- [Исходный текст]:
И выбора нет — нельзя быть инертным, надо действовать. Чем больше мы обучались, тем увереннее становились
Недавно я узнал, что не быть сильным в нашей ситуации — это нормально. Иногда у нас случаются срывы. Особенно когда мы видим здоровых детей этого возраста. В два года они бегают, разговаривают...
Нам говорили, что Саша проживет три месяца. Что мы делали? Мы ждали, пока пройдет три месяца. Потом четыре, шесть, девять. Врачи все время предупреждали, что перспективы нет, только 10% таких детей доживает до года. Нашей Саше сейчас 2,5. Мне кажется, время жизни зависит только от того, как обращаются с ребенком: те, кого оставляют в больнице, быстро уходят.
Даже в реанимационном кювезе новорожденная дочь реагировала на наш приход, на наши руки. У нее менялся взгляд, глаза становились счастливыми…
После выписки мы довольно долго жили дома, но внезапно случился заброс в легкие, и мы снова оказались в больнице
Пять месяцев реанимации и отделения интенсивной терапии. Это был очень сложный этап, мы столкнулись со всеми теми проблемами, с которыми обязательно сталкиваются родители тяжелобольных детей.
Однажды я написал об этом в Facebook (запрещенная в России экстремистская организация) эмоциональный пост: как я сидел перед дверями больницы, как нас принимали, как врач с нами разговаривал и как нас ранило каждое слово… Этот пост дошел до департамента, всем в больнице хорошо досталось, и потом с нами говорили уже по-другому. И стало понятно, что можно влиять на ситуацию.
Я решил создать Сашину страницу в Сети, чтобы писать о ней или о том, что можно и нужно делать. Катя была против, но я убедил ее, что это необходимо, людям нужна информация, а им неоткуда ее взять.
Возле реанимации сидят родители, которые обсуждают лишь одно: какая сегодня смена, пустят или нет. Иногда они сидят по шесть часов… И вдруг на их глазах нас пускают. «Почему?» «Да они смертники», — отвечают врачи. Да, вот такой у них специфический юмор.

- [Фрагмент данных]:
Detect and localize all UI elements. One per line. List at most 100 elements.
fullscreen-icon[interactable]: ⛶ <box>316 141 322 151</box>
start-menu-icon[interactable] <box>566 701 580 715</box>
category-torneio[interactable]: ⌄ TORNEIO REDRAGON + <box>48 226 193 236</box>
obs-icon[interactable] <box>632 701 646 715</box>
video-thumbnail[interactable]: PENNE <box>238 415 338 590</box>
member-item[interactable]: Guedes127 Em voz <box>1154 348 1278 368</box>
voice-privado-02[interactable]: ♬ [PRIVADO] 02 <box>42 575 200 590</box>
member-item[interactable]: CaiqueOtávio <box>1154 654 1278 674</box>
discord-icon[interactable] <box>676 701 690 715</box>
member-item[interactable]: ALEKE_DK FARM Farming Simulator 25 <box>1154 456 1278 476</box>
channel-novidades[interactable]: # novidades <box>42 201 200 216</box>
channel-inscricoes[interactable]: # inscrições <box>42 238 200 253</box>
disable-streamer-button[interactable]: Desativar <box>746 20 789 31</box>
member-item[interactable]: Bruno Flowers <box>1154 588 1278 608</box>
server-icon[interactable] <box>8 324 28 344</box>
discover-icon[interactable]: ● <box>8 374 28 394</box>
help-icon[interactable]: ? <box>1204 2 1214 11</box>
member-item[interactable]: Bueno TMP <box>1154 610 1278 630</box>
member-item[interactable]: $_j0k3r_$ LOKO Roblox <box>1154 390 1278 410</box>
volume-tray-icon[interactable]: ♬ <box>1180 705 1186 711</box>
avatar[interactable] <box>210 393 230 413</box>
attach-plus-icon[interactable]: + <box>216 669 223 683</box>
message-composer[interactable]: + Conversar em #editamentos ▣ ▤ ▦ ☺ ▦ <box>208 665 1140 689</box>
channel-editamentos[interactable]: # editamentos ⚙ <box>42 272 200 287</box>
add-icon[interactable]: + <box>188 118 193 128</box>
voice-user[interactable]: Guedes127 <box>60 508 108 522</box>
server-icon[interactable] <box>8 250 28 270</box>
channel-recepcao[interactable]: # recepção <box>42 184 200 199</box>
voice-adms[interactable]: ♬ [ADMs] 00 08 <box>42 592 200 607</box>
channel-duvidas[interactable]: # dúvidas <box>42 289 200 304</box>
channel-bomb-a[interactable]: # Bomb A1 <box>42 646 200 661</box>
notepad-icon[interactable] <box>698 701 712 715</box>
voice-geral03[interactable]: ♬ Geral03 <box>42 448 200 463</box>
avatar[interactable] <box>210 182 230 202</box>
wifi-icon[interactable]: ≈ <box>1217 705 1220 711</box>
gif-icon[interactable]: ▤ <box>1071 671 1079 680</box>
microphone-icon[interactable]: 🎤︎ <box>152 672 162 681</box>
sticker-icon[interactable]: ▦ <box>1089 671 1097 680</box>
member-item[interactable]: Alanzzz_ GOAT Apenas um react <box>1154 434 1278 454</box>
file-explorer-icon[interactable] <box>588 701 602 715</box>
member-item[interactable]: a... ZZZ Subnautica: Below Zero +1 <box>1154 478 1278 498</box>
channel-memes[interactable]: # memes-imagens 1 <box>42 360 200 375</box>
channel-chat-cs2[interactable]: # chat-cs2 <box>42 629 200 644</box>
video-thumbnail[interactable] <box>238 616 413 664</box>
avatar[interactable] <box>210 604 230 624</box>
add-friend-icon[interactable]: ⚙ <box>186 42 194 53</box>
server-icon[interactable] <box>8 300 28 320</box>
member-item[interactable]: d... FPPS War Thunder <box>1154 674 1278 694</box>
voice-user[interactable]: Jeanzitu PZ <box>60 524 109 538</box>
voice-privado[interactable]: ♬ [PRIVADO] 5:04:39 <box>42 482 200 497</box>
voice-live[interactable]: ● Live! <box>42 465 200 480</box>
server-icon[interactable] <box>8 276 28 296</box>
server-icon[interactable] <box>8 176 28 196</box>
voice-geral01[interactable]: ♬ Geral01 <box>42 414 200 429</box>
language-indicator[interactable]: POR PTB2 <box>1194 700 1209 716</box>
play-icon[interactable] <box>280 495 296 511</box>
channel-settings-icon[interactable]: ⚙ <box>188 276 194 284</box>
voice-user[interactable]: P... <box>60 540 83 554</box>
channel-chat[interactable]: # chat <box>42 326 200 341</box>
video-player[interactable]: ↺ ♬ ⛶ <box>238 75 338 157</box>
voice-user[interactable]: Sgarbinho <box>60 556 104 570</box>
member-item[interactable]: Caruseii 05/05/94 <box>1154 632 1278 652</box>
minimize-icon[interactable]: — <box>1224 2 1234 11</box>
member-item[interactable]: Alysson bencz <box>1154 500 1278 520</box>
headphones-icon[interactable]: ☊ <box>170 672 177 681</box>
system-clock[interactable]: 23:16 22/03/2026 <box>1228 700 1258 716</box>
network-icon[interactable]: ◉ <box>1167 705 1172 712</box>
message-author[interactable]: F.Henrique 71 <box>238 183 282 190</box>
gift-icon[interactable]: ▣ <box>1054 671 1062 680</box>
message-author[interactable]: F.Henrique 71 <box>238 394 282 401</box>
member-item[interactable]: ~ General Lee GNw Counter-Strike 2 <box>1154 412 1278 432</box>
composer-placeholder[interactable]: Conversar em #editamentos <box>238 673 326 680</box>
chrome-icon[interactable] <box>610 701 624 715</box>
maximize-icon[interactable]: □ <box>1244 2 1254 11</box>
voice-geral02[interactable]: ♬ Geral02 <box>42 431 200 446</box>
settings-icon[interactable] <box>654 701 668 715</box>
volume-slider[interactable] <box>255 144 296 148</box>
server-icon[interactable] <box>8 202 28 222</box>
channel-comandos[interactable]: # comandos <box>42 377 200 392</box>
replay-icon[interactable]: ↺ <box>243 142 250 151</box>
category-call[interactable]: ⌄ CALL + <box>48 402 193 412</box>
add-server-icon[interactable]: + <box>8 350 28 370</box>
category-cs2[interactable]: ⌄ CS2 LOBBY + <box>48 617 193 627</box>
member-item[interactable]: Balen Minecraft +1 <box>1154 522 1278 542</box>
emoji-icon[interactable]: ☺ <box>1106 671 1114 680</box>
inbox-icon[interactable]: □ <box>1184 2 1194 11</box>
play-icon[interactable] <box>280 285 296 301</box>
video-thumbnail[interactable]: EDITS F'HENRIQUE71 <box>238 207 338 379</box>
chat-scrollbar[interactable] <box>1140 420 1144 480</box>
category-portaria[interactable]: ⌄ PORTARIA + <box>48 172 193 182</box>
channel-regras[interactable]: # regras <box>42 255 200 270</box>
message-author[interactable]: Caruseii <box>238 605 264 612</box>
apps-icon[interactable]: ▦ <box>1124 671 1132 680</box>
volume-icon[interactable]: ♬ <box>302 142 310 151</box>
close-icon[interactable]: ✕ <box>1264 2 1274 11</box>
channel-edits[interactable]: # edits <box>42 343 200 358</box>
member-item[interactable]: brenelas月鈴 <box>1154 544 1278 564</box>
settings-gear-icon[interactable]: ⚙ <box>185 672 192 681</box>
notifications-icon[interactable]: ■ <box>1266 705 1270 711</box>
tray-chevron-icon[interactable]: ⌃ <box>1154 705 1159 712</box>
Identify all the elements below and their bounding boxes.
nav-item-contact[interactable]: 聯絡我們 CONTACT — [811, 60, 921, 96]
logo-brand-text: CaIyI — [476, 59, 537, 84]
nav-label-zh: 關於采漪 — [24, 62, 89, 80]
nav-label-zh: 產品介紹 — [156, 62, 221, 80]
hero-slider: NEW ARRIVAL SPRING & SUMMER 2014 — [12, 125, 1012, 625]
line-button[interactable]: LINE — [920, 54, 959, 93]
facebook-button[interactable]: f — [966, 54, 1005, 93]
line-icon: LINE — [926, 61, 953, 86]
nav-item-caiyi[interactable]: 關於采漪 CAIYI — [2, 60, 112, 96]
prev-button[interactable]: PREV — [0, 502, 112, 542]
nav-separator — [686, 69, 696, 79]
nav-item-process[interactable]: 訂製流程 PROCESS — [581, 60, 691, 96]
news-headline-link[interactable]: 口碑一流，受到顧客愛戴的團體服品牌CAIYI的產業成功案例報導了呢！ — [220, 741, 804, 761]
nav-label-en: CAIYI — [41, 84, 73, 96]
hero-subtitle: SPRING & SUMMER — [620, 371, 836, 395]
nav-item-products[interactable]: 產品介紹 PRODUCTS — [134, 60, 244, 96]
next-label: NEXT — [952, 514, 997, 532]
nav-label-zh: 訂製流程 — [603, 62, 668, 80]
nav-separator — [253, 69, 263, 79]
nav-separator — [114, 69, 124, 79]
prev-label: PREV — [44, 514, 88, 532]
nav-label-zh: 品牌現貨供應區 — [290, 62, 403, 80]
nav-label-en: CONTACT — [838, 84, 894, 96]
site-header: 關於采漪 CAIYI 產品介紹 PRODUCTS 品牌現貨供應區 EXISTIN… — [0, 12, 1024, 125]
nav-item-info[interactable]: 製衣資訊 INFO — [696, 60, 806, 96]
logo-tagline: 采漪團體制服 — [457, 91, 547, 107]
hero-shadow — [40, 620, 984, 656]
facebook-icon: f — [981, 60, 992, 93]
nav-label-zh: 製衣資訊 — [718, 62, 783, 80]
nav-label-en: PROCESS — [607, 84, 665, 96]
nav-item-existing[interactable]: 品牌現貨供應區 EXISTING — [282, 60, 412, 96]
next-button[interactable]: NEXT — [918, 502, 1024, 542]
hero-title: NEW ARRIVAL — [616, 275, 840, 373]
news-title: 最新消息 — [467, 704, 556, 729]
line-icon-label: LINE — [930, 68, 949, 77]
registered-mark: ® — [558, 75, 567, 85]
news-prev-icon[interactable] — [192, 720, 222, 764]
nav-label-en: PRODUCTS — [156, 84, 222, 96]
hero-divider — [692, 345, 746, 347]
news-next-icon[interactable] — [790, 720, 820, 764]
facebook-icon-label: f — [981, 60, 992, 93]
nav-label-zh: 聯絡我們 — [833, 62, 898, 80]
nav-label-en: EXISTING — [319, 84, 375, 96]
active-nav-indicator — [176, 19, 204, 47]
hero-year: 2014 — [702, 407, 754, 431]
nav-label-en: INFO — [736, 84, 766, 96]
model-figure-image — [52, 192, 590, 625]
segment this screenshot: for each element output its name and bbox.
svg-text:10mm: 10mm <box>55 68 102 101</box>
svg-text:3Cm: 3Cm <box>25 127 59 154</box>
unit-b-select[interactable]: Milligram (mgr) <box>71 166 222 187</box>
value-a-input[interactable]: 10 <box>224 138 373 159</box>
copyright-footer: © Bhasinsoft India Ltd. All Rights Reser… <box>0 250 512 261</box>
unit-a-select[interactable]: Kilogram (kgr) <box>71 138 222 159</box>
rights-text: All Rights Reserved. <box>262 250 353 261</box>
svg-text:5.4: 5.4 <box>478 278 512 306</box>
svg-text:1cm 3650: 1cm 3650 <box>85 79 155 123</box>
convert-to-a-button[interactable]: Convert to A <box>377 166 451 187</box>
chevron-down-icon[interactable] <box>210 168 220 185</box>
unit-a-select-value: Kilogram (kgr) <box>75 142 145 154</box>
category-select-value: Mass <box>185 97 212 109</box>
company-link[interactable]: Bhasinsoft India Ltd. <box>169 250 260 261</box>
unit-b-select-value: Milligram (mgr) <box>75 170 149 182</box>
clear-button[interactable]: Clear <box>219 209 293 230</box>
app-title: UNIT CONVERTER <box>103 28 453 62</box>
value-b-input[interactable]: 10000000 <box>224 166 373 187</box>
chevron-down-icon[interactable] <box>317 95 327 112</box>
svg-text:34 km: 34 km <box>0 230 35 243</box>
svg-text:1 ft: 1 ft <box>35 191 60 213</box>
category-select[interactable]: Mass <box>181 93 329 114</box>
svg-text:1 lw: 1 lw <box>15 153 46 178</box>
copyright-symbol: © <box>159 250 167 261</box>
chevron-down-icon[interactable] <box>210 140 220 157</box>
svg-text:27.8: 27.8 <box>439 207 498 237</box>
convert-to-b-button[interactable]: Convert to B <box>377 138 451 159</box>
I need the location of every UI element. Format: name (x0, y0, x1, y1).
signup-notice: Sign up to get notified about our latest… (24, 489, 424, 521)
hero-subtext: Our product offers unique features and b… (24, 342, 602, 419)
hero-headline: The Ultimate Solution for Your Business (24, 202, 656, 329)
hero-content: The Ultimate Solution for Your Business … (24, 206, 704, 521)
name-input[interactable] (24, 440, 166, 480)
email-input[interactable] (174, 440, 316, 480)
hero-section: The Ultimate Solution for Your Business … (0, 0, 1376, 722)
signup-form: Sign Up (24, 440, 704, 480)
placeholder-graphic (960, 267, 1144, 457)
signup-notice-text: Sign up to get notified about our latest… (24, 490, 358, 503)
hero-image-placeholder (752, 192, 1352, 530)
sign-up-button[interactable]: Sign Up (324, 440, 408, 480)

- [Условия задания]:
1 - Сколько лет Саше сейчас, согласно исходному тексту?
2 - Перепишите часть исходного текста от слов «Нам говорили, что» до слов «больнице, быстро уходят.» включительно, подставив «малышом» вместо «ребенком».

- [Результаты выполнения]:
1 - Два с половиной года.

2 -
Нам говорили, что Саша проживет три месяца. Что мы делали? Мы ждали, пока пройдет три месяца. Потом четыре, шесть, девять. Врачи все время предупреждали, что перспективы нет, только 10% таких детей доживает до года. Нашей Саше сейчас 2,5. Мне кажется, время жизни зависит только от того, как обращаются с малышом: те, кого оставляют в больнице, быстро уходят.